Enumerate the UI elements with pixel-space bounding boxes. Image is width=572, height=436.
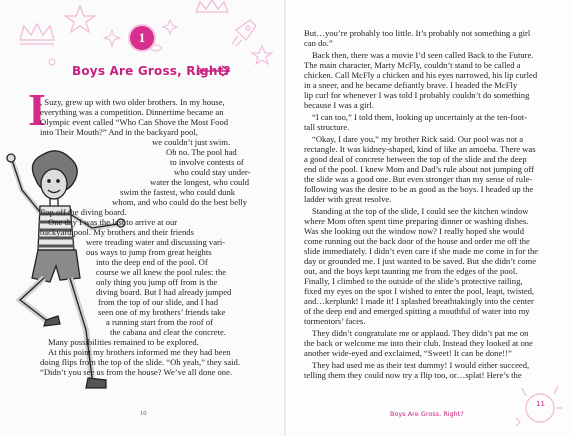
text-line: come running out the back door of the house and order me off the [304, 236, 530, 246]
text-line: Standing at the top of the slide, I could see the kitchen window [312, 206, 529, 216]
text-line: The main character, Marty McFly, couldn’t stand to be called a [304, 60, 521, 70]
text-line: , Suzy, grew up with two older brothers. In my house, [40, 97, 225, 107]
text-line: of the deep end and emerged spitting a mouthful of water into my [304, 306, 530, 316]
text-line: Oh no. The pool had [166, 147, 237, 157]
text-line: swim the fastest, who could dunk [120, 187, 236, 197]
star-icon [65, 6, 95, 32]
text-line: telling them they could now try a flip too, or…splat! Here’s the [304, 370, 522, 380]
text-line: doing flips from the top of the slide. “Oh yeah,” they said. [40, 357, 240, 367]
text-line: were treading water and discussing vari- [86, 237, 226, 247]
text-line: One day I was the last to arrive at our [48, 217, 178, 227]
text-line: ladder with great resolve. [304, 194, 392, 204]
text-line: ous ways to jump from great heights [86, 247, 212, 257]
text-line: into Their Mouth?” And in the backyard pool, [40, 127, 198, 137]
right-page-number: 11 [536, 400, 545, 408]
text-line: because I was a girl. [304, 100, 374, 110]
text-line: At this point my brothers informed me they had been [48, 347, 231, 357]
text-line: course we all knew the pool rules: the [96, 267, 227, 277]
text-line: diving board. But I had already jumped [96, 287, 232, 297]
text-line: the back or welcome me into their club. Instead they looked at one [304, 338, 533, 348]
text-line: can do.” [304, 38, 333, 48]
text-line: and…kerplunk! I made it! I splashed breathtakingly into the center [304, 296, 534, 306]
text-line: Olympic event called “Who Can Shove the Most Food [40, 117, 229, 127]
text-line: another wide-eyed and exclaimed, “Sweet! It can be done!!” [304, 348, 512, 358]
text-line: Many possibilities remained to be explored. [48, 337, 199, 347]
text-line: Back then, there was a movie I’d seen called Back to the Future. [312, 50, 534, 60]
text-line: “I can too,” I told them, looking up uncertainly at the ten-foot- [312, 112, 528, 122]
text-line: to involve contests of [170, 157, 244, 167]
right-page [286, 0, 572, 436]
text-line: They had used me as their test dummy! I would either succeed, [312, 360, 530, 370]
text-line: only thing you jump off from is the [96, 277, 218, 287]
star-icon [252, 46, 272, 64]
text-line: They didn’t congratulate me or applaud. They didn’t pat me on [312, 328, 529, 338]
text-line: rectangle. It was kidney-shaped, kind of like an amoeba. There was [304, 144, 536, 154]
chapter-title: Boys Are Gross, Right? [72, 64, 231, 78]
text-line: tormentors’ faces. [304, 316, 366, 326]
text-line: “Didn’t you see us from the house? We’ve all done one. [40, 367, 233, 377]
text-line: tall structure. [304, 122, 350, 132]
text-line: backyard pool. My brothers and their friends [40, 227, 194, 237]
text-line: a running start from the roof of [106, 317, 213, 327]
text-line: out, and the boys kept taunting me from the edges of the pool. [304, 266, 518, 276]
text-line: end of the pool. I knew Mom and Dad’s rule about not jumping off [304, 164, 534, 174]
chapter-number-badge: 1 [130, 26, 154, 50]
text-line: we couldn’t just swim. [152, 137, 231, 147]
crown-icon [196, 0, 228, 12]
text-line: whom, and who could do the best belly [112, 197, 248, 207]
rocket-icon [232, 20, 256, 46]
text-line: water the longest, who could [150, 177, 250, 187]
text-line: slide immediately. I didn’t even care if she made me come in for the [304, 246, 539, 256]
text-line: Finally, I climbed to the outside of the slide’s protective railing, [304, 276, 523, 286]
text-line: following was the desire to be as good as the boys. I headed up the [304, 184, 534, 194]
text-line: the cabana and clear the concrete. [110, 327, 226, 337]
text-line: flop off the diving board. [40, 207, 127, 217]
text-line: day or grounded me. I just wanted to be saved. But she didn’t come [304, 256, 537, 266]
left-page-number: 10 [140, 410, 147, 417]
text-line: everything was a competition. Dinnertime became an [40, 107, 224, 117]
text-line: where Mom often spent time preparing dinner or washing dishes. [304, 216, 529, 226]
text-line: into the deep end of the pool. Of [96, 257, 208, 267]
text-line: Was she looking out the window now? I really hoped she would [304, 226, 525, 236]
crown-icon [20, 24, 54, 44]
text-line: in a sneer, and he became defiantly brave. I headed the McFly [304, 80, 518, 90]
text-line: seen one of my brothers’ friends take [98, 307, 226, 317]
text-line: chicken. Call McFly a chicken and his eyes narrowed, his lip curled [304, 70, 538, 80]
text-line: who could stay under- [174, 167, 251, 177]
arrow-icon [196, 64, 234, 78]
text-line: the slide was a good one. But even stronger than my sense of rule- [304, 174, 533, 184]
text-line: “Okay, I dare you,” my brother Rick said. Our pool was not a [312, 134, 524, 144]
text-line: a good deal of concrete between the top of the slide and the deep [304, 154, 527, 164]
text-line: But…you’re probably too little. It’s probably not something a girl [304, 28, 531, 38]
running-head: Boys Are Gross, Right? [390, 410, 464, 418]
text-line: lip curl for whenever I was told I probably couldn’t do something [304, 90, 530, 100]
text-line: from the top of our slide, and I had [98, 297, 219, 307]
text-line: fixed my eyes on the spot I wished to enter the pool, leapt, twisted, [304, 286, 535, 296]
drop-cap: I [28, 84, 46, 135]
■ ■ ■
Write out every line above word for word, leaving out the picture.

Worked answer —
Enumerate the UI elements with pixel-space bounding boxes. Image is width=572, height=436.
text-line: come running out the back door of the house and order me off the [304, 236, 530, 246]
text-line: Standing at the top of the slide, I could see the kitchen window [312, 206, 529, 216]
text-line: The main character, Marty McFly, couldn’t stand to be called a [304, 60, 521, 70]
text-line: , Suzy, grew up with two older brothers. In my house, [40, 97, 225, 107]
text-line: of the deep end and emerged spitting a mouthful of water into my [304, 306, 530, 316]
text-line: Oh no. The pool had [166, 147, 237, 157]
text-line: swim the fastest, who could dunk [120, 187, 236, 197]
star-icon [65, 6, 95, 32]
text-line: telling them they could now try a flip too, or…splat! Here’s the [304, 370, 522, 380]
text-line: doing flips from the top of the slide. “Oh yeah,” they said. [40, 357, 240, 367]
text-line: were treading water and discussing vari- [86, 237, 226, 247]
text-line: One day I was the last to arrive at our [48, 217, 178, 227]
text-line: ladder with great resolve. [304, 194, 392, 204]
text-line: ous ways to jump from great heights [86, 247, 212, 257]
text-line: into Their Mouth?” And in the backyard pool, [40, 127, 198, 137]
right-page-number: 11 [536, 400, 545, 408]
text-line: because I was a girl. [304, 100, 374, 110]
text-line: At this point my brothers informed me they had been [48, 347, 231, 357]
text-line: course we all knew the pool rules: the [96, 267, 227, 277]
text-line: diving board. But I had already jumped [96, 287, 232, 297]
text-line: the back or welcome me into their club. Instead they looked at one [304, 338, 533, 348]
text-line: can do.” [304, 38, 333, 48]
text-line: and…kerplunk! I made it! I splashed breathtakingly into the center [304, 296, 534, 306]
text-line: Olympic event called “Who Can Shove the Most Food [40, 117, 229, 127]
text-line: another wide-eyed and exclaimed, “Sweet! It can be done!!” [304, 348, 512, 358]
text-line: Many possibilities remained to be explored. [48, 337, 199, 347]
text-line: Back then, there was a movie I’d seen called Back to the Future. [312, 50, 534, 60]
text-line: “I can too,” I told them, looking up uncertainly at the ten-foot- [312, 112, 528, 122]
text-line: to involve contests of [170, 157, 244, 167]
right-page [286, 0, 572, 436]
text-line: They had used me as their test dummy! I would either succeed, [312, 360, 530, 370]
text-line: only thing you jump off from is the [96, 277, 218, 287]
star-icon [252, 46, 272, 64]
text-line: They didn’t congratulate me or applaud. They didn’t pat me on [312, 328, 529, 338]
text-line: rectangle. It was kidney-shaped, kind of like an amoeba. There was [304, 144, 536, 154]
chapter-title: Boys Are Gross, Right? [72, 64, 231, 78]
text-line: tormentors’ faces. [304, 316, 366, 326]
text-line: “Didn’t you see us from the house? We’ve all done one. [40, 367, 233, 377]
text-line: tall structure. [304, 122, 350, 132]
text-line: backyard pool. My brothers and their friends [40, 227, 194, 237]
text-line: a running start from the roof of [106, 317, 213, 327]
text-line: out, and the boys kept taunting me from the edges of the pool. [304, 266, 518, 276]
text-line: end of the pool. I knew Mom and Dad’s rule about not jumping off [304, 164, 534, 174]
chapter-number-badge: 1 [130, 26, 154, 50]
text-line: we couldn’t just swim. [152, 137, 231, 147]
crown-icon [196, 0, 228, 12]
text-line: whom, and who could do the best belly [112, 197, 248, 207]
rocket-icon [232, 20, 256, 46]
text-line: water the longest, who could [150, 177, 250, 187]
text-line: slide immediately. I didn’t even care if she made me come in for the [304, 246, 539, 256]
text-line: Finally, I climbed to the outside of the slide’s protective railing, [304, 276, 523, 286]
text-line: following was the desire to be as good as the boys. I headed up the [304, 184, 534, 194]
text-line: the cabana and clear the concrete. [110, 327, 226, 337]
text-line: flop off the diving board. [40, 207, 127, 217]
text-line: day or grounded me. I just wanted to be saved. But she didn’t come [304, 256, 537, 266]
left-page-number: 10 [140, 410, 147, 417]
text-line: everything was a competition. Dinnertime became an [40, 107, 224, 117]
text-line: where Mom often spent time preparing dinner or washing dishes. [304, 216, 529, 226]
text-line: into the deep end of the pool. Of [96, 257, 208, 267]
text-line: Was she looking out the window now? I really hoped she would [304, 226, 525, 236]
crown-icon [20, 24, 54, 44]
text-line: in a sneer, and he became defiantly brave. I headed the McFly [304, 80, 518, 90]
text-line: seen one of my brothers’ friends take [98, 307, 226, 317]
text-line: chicken. Call McFly a chicken and his eyes narrowed, his lip curled [304, 70, 538, 80]
text-line: who could stay under- [174, 167, 251, 177]
arrow-icon [196, 64, 234, 78]
text-line: the slide was a good one. But even stronger than my sense of rule- [304, 174, 533, 184]
text-line: “Okay, I dare you,” my brother Rick said. Our pool was not a [312, 134, 524, 144]
text-line: a good deal of concrete between the top of the slide and the deep [304, 154, 527, 164]
text-line: But…you’re probably too little. It’s probably not something a girl [304, 28, 531, 38]
running-head: Boys Are Gross, Right? [390, 410, 464, 418]
text-line: lip curl for whenever I was told I probably couldn’t do something [304, 90, 530, 100]
text-line: from the top of our slide, and I had [98, 297, 219, 307]
text-line: fixed my eyes on the spot I wished to enter the pool, leapt, twisted, [304, 286, 535, 296]
drop-cap: I [28, 84, 46, 135]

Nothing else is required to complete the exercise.